§ **WHAT YOU NEED TO DO**
Write out the data below in full. Keep it exact.

§ **THE DATA**
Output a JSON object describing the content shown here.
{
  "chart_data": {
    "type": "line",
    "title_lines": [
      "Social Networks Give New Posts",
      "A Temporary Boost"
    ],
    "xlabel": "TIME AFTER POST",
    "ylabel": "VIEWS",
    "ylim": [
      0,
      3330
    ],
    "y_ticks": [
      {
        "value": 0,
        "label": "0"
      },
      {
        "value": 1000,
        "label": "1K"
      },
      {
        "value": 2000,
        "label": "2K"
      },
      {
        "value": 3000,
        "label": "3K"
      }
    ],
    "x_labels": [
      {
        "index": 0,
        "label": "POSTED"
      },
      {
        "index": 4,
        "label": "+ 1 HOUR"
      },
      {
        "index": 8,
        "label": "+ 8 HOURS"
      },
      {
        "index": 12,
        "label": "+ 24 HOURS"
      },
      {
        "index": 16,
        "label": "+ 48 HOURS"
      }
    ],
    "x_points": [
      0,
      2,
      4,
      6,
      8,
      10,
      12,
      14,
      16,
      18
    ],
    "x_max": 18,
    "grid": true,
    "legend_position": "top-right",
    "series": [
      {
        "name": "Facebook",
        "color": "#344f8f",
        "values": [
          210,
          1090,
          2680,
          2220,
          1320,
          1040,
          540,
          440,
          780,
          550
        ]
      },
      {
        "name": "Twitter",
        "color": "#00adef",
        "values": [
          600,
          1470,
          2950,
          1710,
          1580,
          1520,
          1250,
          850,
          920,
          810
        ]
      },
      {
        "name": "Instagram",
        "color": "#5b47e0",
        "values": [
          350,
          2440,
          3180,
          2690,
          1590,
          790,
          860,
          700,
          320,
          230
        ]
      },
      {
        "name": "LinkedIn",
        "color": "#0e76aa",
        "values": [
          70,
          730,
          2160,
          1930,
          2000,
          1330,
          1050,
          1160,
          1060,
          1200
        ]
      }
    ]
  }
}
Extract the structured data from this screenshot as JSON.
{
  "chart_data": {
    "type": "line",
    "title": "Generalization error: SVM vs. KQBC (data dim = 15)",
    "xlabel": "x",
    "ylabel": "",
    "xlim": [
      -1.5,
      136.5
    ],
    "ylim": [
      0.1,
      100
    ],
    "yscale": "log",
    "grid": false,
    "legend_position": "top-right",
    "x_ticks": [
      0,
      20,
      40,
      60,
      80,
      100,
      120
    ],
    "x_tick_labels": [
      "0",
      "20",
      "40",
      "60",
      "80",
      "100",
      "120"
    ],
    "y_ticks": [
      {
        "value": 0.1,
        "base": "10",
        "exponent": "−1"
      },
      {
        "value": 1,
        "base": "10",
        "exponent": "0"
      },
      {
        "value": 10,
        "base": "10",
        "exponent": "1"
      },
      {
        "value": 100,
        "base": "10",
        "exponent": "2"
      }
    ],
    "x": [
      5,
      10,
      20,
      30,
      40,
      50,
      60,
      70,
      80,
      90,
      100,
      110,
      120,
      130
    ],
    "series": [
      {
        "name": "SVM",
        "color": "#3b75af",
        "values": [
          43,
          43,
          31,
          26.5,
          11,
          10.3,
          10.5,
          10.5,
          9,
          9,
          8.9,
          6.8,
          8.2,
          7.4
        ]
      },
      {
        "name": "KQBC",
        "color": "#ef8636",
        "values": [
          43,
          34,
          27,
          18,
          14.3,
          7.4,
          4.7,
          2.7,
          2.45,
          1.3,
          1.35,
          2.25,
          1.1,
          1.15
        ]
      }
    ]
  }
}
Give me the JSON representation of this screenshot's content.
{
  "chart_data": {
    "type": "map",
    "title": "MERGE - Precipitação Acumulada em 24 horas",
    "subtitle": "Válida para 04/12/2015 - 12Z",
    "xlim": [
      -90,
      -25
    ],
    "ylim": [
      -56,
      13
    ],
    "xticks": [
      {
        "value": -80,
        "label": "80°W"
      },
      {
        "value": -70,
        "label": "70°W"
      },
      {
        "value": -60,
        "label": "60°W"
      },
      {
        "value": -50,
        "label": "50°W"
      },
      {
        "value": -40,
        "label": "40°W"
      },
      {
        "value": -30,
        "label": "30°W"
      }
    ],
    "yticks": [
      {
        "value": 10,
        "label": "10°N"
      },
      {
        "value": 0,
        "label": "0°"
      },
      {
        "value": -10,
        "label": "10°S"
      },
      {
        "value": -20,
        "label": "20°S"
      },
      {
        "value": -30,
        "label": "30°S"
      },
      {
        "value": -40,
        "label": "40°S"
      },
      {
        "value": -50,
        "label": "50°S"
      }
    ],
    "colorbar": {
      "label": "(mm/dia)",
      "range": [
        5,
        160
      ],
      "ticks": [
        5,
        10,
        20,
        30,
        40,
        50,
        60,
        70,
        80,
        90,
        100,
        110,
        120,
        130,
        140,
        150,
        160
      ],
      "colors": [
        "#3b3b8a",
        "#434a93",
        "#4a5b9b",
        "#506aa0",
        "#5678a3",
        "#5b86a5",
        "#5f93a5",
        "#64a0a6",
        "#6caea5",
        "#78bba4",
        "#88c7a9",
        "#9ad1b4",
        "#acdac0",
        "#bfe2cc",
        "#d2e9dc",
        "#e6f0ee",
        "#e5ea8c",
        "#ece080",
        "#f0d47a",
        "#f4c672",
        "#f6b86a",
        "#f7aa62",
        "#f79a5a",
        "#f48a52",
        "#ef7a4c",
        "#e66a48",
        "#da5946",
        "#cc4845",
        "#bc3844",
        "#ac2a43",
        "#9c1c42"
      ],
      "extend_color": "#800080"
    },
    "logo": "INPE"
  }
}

§ **COMPLETE RESPONSE**
Output a JSON object describing the content shown here.
{
  "chart_data": {
    "type": "line",
    "title_lines": [
      "Social Networks Give New Posts",
      "A Temporary Boost"
    ],
    "xlabel": "TIME AFTER POST",
    "ylabel": "VIEWS",
    "ylim": [
      0,
      3330
    ],
    "y_ticks": [
      {
        "value": 0,
        "label": "0"
      },
      {
        "value": 1000,
        "label": "1K"
      },
      {
        "value": 2000,
        "label": "2K"
      },
      {
        "value": 3000,
        "label": "3K"
      }
    ],
    "x_labels": [
      {
        "index": 0,
        "label": "POSTED"
      },
      {
        "index": 4,
        "label": "+ 1 HOUR"
      },
      {
        "index": 8,
        "label": "+ 8 HOURS"
      },
      {
        "index": 12,
        "label": "+ 24 HOURS"
      },
      {
        "index": 16,
        "label": "+ 48 HOURS"
      }
    ],
    "x_points": [
      0,
      2,
      4,
      6,
      8,
      10,
      12,
      14,
      16,
      18
    ],
    "x_max": 18,
    "grid": true,
    "legend_position": "top-right",
    "series": [
      {
        "name": "Facebook",
        "color": "#344f8f",
        "values": [
          210,
          1090,
          2680,
          2220,
          1320,
          1040,
          540,
          440,
          780,
          550
        ]
      },
      {
        "name": "Twitter",
        "color": "#00adef",
        "values": [
          600,
          1470,
          2950,
          1710,
          1580,
          1520,
          1250,
          850,
          920,
          810
        ]
      },
      {
        "name": "Instagram",
        "color": "#5b47e0",
        "values": [
          350,
          2440,
          3180,
          2690,
          1590,
          790,
          860,
          700,
          320,
          230
        ]
      },
      {
        "name": "LinkedIn",
        "color": "#0e76aa",
        "values": [
          70,
          730,
          2160,
          1930,
          2000,
          1330,
          1050,
          1160,
          1060,
          1200
        ]
      }
    ]
  }
}
Extract the structured data from this screenshot as JSON.
{
  "chart_data": {
    "type": "line",
    "title": "Generalization error: SVM vs. KQBC (data dim = 15)",
    "xlabel": "x",
    "ylabel": "",
    "xlim": [
      -1.5,
      136.5
    ],
    "ylim": [
      0.1,
      100
    ],
    "yscale": "log",
    "grid": false,
    "legend_position": "top-right",
    "x_ticks": [
      0,
      20,
      40,
      60,
      80,
      100,
      120
    ],
    "x_tick_labels": [
      "0",
      "20",
      "40",
      "60",
      "80",
      "100",
      "120"
    ],
    "y_ticks": [
      {
        "value": 0.1,
        "base": "10",
        "exponent": "−1"
      },
      {
        "value": 1,
        "base": "10",
        "exponent": "0"
      },
      {
        "value": 10,
        "base": "10",
        "exponent": "1"
      },
      {
        "value": 100,
        "base": "10",
        "exponent": "2"
      }
    ],
    "x": [
      5,
      10,
      20,
      30,
      40,
      50,
      60,
      70,
      80,
      90,
      100,
      110,
      120,
      130
    ],
    "series": [
      {
        "name": "SVM",
        "color": "#3b75af",
        "values": [
          43,
          43,
          31,
          26.5,
          11,
          10.3,
          10.5,
          10.5,
          9,
          9,
          8.9,
          6.8,
          8.2,
          7.4
        ]
      },
      {
        "name": "KQBC",
        "color": "#ef8636",
        "values": [
          43,
          34,
          27,
          18,
          14.3,
          7.4,
          4.7,
          2.7,
          2.45,
          1.3,
          1.35,
          2.25,
          1.1,
          1.15
        ]
      }
    ]
  }
}
Give me the JSON representation of this screenshot's content.
{
  "chart_data": {
    "type": "map",
    "title": "MERGE - Precipitação Acumulada em 24 horas",
    "subtitle": "Válida para 04/12/2015 - 12Z",
    "xlim": [
      -90,
      -25
    ],
    "ylim": [
      -56,
      13
    ],
    "xticks": [
      {
        "value": -80,
        "label": "80°W"
      },
      {
        "value": -70,
        "label": "70°W"
      },
      {
        "value": -60,
        "label": "60°W"
      },
      {
        "value": -50,
        "label": "50°W"
      },
      {
        "value": -40,
        "label": "40°W"
      },
      {
        "value": -30,
        "label": "30°W"
      }
    ],
    "yticks": [
      {
        "value": 10,
        "label": "10°N"
      },
      {
        "value": 0,
        "label": "0°"
      },
      {
        "value": -10,
        "label": "10°S"
      },
      {
        "value": -20,
        "label": "20°S"
      },
      {
        "value": -30,
        "label": "30°S"
      },
      {
        "value": -40,
        "label": "40°S"
      },
      {
        "value": -50,
        "label": "50°S"
      }
    ],
    "colorbar": {
      "label": "(mm/dia)",
      "range": [
        5,
        160
      ],
      "ticks": [
        5,
        10,
        20,
        30,
        40,
        50,
        60,
        70,
        80,
        90,
        100,
        110,
        120,
        130,
        140,
        150,
        160
      ],
      "colors": [
        "#3b3b8a",
        "#434a93",
        "#4a5b9b",
        "#506aa0",
        "#5678a3",
        "#5b86a5",
        "#5f93a5",
        "#64a0a6",
        "#6caea5",
        "#78bba4",
        "#88c7a9",
        "#9ad1b4",
        "#acdac0",
        "#bfe2cc",
        "#d2e9dc",
        "#e6f0ee",
        "#e5ea8c",
        "#ece080",
        "#f0d47a",
        "#f4c672",
        "#f6b86a",
        "#f7aa62",
        "#f79a5a",
        "#f48a52",
        "#ef7a4c",
        "#e66a48",
        "#da5946",
        "#cc4845",
        "#bc3844",
        "#ac2a43",
        "#9c1c42"
      ],
      "extend_color": "#800080"
    },
    "logo": "INPE"
  }
}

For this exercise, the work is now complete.